> **Work to be completed**:
Find the lines that contain the word "frac" and copy each one.
===== Data listing =====
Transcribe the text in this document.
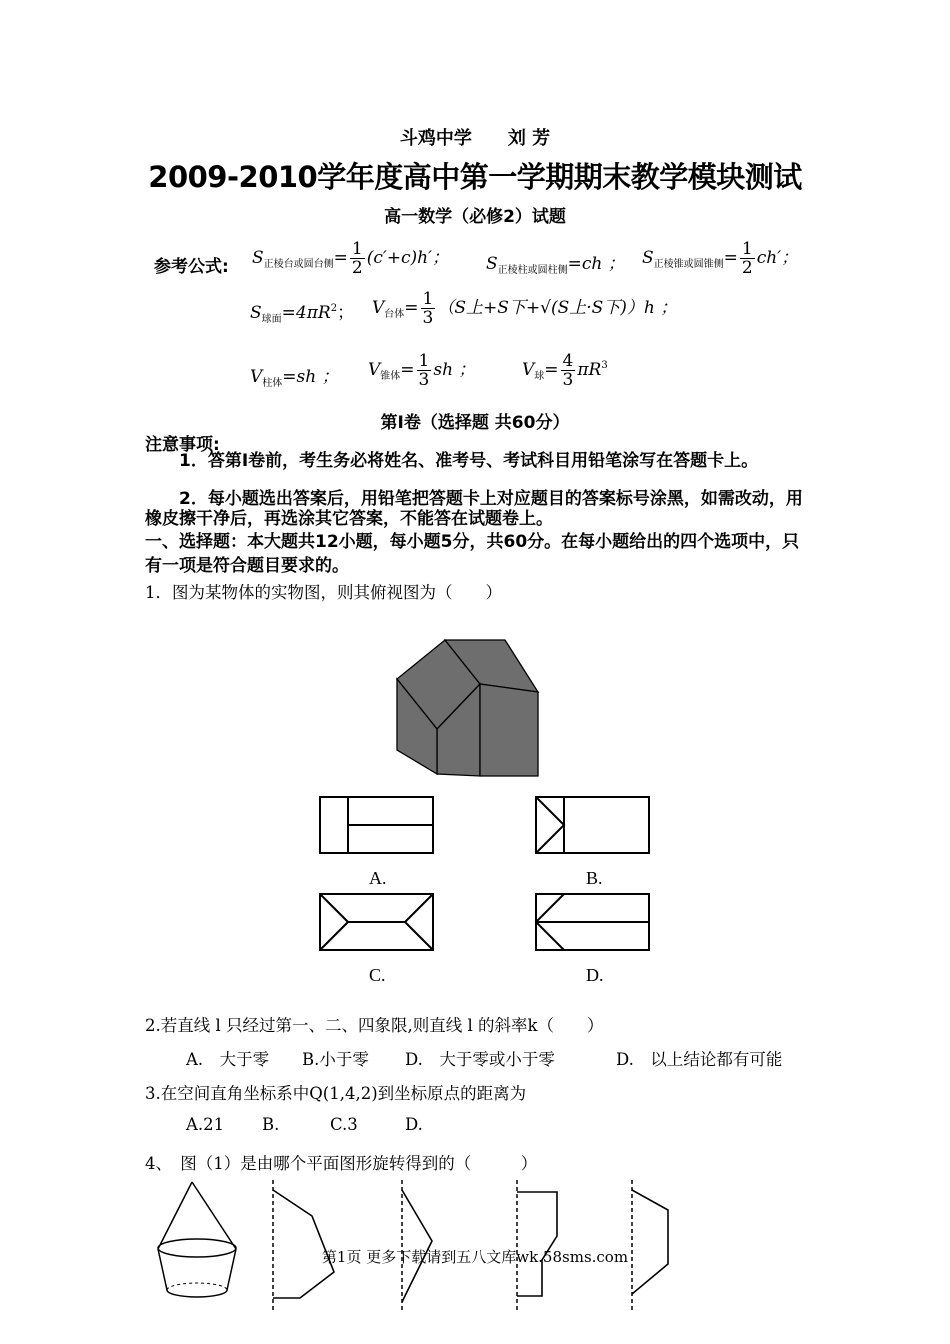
斗鸡中学　　刘 芳
2009-2010学年度高中第一学期期末教学模块测试
高一数学（必修2）试题
参考公式: $S_{正棱台或圆台侧}= \frac{1}{2} (c'+c)h'$； $S_{正棱柱或圆柱侧}=ch$ ； $S_{正棱锥或圆锥侧}= \frac{1}{2} ch'$；
$S_{球面}=4\pi R^2$； $V_{台体}= \frac{1}{3} (S$上+S下+√(S上·S下)）h ；
$V_{柱体}=sh$ ； $V_{锥体}= \frac{1}{3}$ sh ；	$V_球= \frac{4}{3} \pi R^3$
第Ⅰ卷（选择题 共60分）
注意事项:
　　1．答第Ⅰ卷前，考生务必将姓名、准考号、考试科目用铅笔涂写在答题卡上。
　　2．每小题选出答案后，用铅笔把答题卡上对应题目的答案标号涂黑，如需改动，用橡皮擦干净后，再选涂其它答案，不能答在试题卷上。
一、选择题：本大题共12小题，每小题5分，共60分。在每小题给出的四个选项中，只有一项是符合题目要求的。
1．图为某物体的实物图，则其俯视图为（　　）
A.	B.
C.	D.
2.若直线 l 只经过第一、二、四象限,则直线 l 的斜率k（　　）
A.　大于零 B.小于零 D.　大于零或小于零	D.　以上结论都有可能
3.在空间直角坐标系中Q(1,4,2)到坐标原点的距离为
A.21 B.	C.3	D.
4、　图（1）是由哪个平面图形旋转得到的（　　　）
第1页 更多下载请到五八文库wk.58sms.com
=====
> **Solution to this task**:
参考公式: $S_{正棱台或圆台侧}= \frac{1}{2} (c'+c)h'$； $S_{正棱柱或圆柱侧}=ch$ ； $S_{正棱锥或圆锥侧}= \frac{1}{2} ch'$；
$S_{球面}=4\pi R^2$； $V_{台体}= \frac{1}{3} (S$上+S下+√(S上·S下)）h ；
$V_{柱体}=sh$ ； $V_{锥体}= \frac{1}{3}$ sh ；	$V_球= \frac{4}{3} \pi R^3$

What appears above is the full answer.